» **WRITTEN EXERCISE**
Beginning with the line that contains "Decode this image", extract each line through the end of the listing below, with no additions or omissions.

[START OF INFORMATION GIVEN]

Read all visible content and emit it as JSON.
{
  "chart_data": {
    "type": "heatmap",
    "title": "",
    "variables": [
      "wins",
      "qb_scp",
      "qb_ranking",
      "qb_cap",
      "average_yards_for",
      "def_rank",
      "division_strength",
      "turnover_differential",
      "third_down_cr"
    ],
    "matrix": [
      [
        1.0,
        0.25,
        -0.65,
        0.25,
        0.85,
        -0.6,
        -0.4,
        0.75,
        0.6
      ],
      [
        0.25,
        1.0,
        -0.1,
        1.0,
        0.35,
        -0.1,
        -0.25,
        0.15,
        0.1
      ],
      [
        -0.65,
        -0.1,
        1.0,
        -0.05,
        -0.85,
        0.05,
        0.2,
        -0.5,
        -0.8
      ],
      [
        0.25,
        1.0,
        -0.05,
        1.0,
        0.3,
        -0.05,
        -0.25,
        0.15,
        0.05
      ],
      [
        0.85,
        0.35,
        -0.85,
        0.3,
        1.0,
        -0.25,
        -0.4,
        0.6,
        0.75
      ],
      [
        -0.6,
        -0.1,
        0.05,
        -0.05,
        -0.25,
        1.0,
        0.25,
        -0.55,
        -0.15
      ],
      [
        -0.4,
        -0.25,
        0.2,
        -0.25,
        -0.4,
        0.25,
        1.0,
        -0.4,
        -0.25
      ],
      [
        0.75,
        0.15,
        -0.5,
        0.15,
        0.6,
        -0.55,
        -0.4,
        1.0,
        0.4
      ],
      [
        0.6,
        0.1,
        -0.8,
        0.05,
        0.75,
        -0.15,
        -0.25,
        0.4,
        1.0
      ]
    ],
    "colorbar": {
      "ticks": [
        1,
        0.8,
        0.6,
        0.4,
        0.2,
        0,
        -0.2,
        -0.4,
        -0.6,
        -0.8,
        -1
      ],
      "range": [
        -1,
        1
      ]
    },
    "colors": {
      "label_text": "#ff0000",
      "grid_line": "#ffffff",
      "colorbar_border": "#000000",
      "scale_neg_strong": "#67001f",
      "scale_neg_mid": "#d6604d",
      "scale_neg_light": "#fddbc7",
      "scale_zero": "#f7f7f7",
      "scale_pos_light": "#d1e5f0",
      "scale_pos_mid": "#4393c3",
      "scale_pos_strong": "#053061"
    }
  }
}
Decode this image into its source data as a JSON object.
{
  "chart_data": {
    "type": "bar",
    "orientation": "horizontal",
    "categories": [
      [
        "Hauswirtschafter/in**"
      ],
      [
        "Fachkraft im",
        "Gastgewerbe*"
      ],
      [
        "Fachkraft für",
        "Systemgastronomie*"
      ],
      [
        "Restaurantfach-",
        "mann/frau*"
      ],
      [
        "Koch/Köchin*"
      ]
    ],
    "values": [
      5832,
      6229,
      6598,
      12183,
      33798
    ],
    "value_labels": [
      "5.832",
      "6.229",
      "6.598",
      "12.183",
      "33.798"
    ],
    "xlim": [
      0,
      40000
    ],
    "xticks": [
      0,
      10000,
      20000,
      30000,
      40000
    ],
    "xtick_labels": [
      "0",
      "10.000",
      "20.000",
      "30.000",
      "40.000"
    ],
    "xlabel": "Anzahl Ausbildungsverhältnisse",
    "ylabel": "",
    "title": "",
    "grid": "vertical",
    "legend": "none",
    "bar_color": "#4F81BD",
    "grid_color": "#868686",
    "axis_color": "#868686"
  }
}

[END OF INFORMATION GIVEN]

» **WRITTEN ANSWER**
Decode this image into its source data as a JSON object.
{
  "chart_data": {
    "type": "bar",
    "orientation": "horizontal",
    "categories": [
      [
        "Hauswirtschafter/in**"
      ],
      [
        "Fachkraft im",
        "Gastgewerbe*"
      ],
      [
        "Fachkraft für",
        "Systemgastronomie*"
      ],
      [
        "Restaurantfach-",
        "mann/frau*"
      ],
      [
        "Koch/Köchin*"
      ]
    ],
    "values": [
      5832,
      6229,
      6598,
      12183,
      33798
    ],
    "value_labels": [
      "5.832",
      "6.229",
      "6.598",
      "12.183",
      "33.798"
    ],
    "xlim": [
      0,
      40000
    ],
    "xticks": [
      0,
      10000,
      20000,
      30000,
      40000
    ],
    "xtick_labels": [
      "0",
      "10.000",
      "20.000",
      "30.000",
      "40.000"
    ],
    "xlabel": "Anzahl Ausbildungsverhältnisse",
    "ylabel": "",
    "title": "",
    "grid": "vertical",
    "legend": "none",
    "bar_color": "#4F81BD",
    "grid_color": "#868686",
    "axis_color": "#868686"
  }
}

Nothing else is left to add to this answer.